Begin

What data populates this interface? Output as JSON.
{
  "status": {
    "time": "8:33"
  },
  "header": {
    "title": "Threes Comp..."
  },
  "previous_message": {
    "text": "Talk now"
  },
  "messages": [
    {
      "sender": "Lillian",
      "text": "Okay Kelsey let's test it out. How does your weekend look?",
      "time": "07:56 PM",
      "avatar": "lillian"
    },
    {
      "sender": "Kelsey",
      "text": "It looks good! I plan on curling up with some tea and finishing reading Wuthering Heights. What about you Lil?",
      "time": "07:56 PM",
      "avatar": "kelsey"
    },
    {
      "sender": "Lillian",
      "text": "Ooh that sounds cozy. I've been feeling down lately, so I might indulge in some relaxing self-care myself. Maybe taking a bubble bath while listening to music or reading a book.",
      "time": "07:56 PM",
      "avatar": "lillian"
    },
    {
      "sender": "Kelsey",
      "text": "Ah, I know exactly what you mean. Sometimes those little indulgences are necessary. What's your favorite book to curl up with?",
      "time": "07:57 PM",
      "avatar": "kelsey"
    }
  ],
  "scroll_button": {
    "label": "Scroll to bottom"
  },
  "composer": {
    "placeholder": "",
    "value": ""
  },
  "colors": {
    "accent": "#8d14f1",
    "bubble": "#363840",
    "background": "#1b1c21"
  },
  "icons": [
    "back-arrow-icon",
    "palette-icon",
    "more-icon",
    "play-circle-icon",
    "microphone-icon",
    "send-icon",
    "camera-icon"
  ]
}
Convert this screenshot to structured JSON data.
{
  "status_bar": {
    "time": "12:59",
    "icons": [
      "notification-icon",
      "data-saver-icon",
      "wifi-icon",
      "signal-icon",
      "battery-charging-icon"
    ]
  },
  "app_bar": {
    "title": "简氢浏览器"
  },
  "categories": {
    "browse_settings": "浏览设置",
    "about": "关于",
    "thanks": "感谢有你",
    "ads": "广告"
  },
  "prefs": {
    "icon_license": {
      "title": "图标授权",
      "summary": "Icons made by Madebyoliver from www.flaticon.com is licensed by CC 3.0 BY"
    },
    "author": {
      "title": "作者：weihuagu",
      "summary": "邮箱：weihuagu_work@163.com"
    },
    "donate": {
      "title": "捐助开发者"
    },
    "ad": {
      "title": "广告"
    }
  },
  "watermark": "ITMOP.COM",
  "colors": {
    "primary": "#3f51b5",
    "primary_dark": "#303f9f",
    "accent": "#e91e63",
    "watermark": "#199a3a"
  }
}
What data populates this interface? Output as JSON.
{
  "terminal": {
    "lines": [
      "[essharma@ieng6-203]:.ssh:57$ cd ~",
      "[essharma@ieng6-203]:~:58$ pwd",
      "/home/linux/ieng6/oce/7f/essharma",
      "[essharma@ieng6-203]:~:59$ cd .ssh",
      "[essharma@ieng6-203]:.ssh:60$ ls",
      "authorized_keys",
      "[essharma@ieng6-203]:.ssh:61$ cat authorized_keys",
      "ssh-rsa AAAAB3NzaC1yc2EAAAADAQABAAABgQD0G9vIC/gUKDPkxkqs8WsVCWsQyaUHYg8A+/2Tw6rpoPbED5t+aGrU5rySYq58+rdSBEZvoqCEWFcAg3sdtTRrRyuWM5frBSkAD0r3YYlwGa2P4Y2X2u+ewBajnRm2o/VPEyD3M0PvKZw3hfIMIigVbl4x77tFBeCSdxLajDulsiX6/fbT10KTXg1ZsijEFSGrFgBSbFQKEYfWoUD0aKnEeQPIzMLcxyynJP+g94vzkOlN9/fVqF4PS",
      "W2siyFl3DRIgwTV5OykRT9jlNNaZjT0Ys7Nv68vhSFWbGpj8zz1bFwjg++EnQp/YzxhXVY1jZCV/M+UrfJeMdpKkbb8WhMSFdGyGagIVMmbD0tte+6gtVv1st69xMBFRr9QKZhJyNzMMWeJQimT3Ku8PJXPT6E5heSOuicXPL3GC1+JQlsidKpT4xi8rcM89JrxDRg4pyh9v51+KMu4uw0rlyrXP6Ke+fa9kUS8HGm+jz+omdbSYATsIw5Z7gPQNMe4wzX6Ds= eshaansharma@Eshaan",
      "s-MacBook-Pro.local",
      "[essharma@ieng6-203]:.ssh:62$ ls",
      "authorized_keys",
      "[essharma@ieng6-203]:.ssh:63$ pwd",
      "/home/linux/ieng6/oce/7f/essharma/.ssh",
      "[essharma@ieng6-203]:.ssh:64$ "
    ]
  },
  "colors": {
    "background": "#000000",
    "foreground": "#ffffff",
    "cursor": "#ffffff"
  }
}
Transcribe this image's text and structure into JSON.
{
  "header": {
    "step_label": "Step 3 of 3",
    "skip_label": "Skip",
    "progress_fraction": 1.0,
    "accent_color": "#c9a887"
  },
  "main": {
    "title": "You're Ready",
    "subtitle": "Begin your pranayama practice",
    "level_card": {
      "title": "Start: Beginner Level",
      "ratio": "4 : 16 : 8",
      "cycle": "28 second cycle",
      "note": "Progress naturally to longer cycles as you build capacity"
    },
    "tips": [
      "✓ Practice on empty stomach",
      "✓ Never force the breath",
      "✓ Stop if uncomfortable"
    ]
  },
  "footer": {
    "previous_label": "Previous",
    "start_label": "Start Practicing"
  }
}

End

:: Exercise aim ::
Pull out each line of the listing that holds the string "data".

:: Reply ::
What data populates this interface? Output as JSON.
Convert this screenshot to structured JSON data.
      "data-saver-icon",
What data populates this interface? Output as JSON.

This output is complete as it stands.